-- BEGIN --

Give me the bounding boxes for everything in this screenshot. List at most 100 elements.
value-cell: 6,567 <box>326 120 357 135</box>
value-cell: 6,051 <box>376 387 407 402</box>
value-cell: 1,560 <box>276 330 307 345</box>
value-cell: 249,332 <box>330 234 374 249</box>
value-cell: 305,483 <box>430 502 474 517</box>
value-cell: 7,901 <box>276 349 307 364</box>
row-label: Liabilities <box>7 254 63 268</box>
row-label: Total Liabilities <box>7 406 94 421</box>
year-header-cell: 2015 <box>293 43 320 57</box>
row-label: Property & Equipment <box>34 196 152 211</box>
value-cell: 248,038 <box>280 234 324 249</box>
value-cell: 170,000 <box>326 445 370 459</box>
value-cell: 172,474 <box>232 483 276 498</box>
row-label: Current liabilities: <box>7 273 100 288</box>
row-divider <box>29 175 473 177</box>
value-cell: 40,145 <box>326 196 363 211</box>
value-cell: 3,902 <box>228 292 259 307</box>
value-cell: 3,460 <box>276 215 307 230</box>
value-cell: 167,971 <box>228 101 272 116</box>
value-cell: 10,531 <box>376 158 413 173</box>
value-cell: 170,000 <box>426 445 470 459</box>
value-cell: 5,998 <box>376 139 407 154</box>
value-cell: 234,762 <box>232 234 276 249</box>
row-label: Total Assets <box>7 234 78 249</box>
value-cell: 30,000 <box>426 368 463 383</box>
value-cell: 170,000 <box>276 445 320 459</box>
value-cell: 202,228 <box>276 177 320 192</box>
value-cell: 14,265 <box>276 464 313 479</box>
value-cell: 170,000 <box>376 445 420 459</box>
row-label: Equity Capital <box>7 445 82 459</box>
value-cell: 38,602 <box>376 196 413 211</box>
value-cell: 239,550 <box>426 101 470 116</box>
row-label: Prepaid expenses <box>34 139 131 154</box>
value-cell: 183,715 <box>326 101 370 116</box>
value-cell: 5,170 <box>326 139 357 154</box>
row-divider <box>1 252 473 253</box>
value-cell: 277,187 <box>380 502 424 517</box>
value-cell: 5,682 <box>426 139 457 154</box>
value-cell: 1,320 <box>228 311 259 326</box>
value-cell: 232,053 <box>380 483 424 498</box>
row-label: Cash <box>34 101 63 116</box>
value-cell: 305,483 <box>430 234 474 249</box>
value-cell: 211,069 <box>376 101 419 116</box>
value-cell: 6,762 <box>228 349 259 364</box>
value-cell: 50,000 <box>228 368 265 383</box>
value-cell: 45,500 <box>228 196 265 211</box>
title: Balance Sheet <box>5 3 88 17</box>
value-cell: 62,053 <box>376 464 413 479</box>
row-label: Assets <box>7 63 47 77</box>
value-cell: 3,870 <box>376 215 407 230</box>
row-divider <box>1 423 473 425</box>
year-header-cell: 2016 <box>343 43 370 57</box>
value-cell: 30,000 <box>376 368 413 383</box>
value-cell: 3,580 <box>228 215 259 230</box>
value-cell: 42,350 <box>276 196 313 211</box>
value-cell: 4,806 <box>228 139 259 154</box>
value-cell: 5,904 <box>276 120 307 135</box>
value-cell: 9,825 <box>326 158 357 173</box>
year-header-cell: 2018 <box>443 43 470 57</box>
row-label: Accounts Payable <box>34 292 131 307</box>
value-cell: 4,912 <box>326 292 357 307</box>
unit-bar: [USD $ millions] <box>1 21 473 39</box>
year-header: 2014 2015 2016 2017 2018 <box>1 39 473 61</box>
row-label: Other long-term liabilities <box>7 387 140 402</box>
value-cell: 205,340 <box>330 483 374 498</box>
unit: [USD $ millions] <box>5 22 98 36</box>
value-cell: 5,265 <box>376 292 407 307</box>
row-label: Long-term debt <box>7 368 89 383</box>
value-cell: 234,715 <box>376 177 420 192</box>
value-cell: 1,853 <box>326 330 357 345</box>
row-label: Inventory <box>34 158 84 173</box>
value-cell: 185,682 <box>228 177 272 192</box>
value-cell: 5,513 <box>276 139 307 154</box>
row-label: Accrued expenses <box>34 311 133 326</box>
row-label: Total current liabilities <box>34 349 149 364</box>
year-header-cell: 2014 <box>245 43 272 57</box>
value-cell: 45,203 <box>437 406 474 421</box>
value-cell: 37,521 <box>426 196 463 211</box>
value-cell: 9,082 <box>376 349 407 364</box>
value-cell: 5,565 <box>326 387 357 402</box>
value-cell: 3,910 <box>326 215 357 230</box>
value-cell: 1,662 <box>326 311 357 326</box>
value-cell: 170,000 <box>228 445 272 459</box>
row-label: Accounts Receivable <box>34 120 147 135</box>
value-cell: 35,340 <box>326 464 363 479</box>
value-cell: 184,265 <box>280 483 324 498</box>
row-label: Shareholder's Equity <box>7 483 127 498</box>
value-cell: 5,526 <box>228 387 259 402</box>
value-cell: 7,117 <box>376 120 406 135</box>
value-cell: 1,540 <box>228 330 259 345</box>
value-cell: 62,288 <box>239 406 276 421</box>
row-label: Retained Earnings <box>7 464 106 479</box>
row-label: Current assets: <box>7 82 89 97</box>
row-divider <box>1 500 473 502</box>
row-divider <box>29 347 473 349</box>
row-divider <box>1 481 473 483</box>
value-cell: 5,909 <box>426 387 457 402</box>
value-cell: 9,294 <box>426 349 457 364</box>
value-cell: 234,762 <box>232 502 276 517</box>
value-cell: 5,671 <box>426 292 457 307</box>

-- END --

Reproduce the material verbatim, from its first line through the line containing "value-cell: 40,145 <box>326 196 363 211</box>", with both of those lines included.

Give me the bounding boxes for everything in this screenshot. List at most 100 elements.
value-cell: 6,567 <box>326 120 357 135</box>
value-cell: 6,051 <box>376 387 407 402</box>
value-cell: 1,560 <box>276 330 307 345</box>
value-cell: 249,332 <box>330 234 374 249</box>
value-cell: 305,483 <box>430 502 474 517</box>
value-cell: 7,901 <box>276 349 307 364</box>
row-label: Liabilities <box>7 254 63 268</box>
row-label: Total Liabilities <box>7 406 94 421</box>
year-header-cell: 2015 <box>293 43 320 57</box>
row-label: Property & Equipment <box>34 196 152 211</box>
value-cell: 248,038 <box>280 234 324 249</box>
value-cell: 170,000 <box>326 445 370 459</box>
value-cell: 172,474 <box>232 483 276 498</box>
row-label: Current liabilities: <box>7 273 100 288</box>
row-divider <box>29 175 473 177</box>
value-cell: 40,145 <box>326 196 363 211</box>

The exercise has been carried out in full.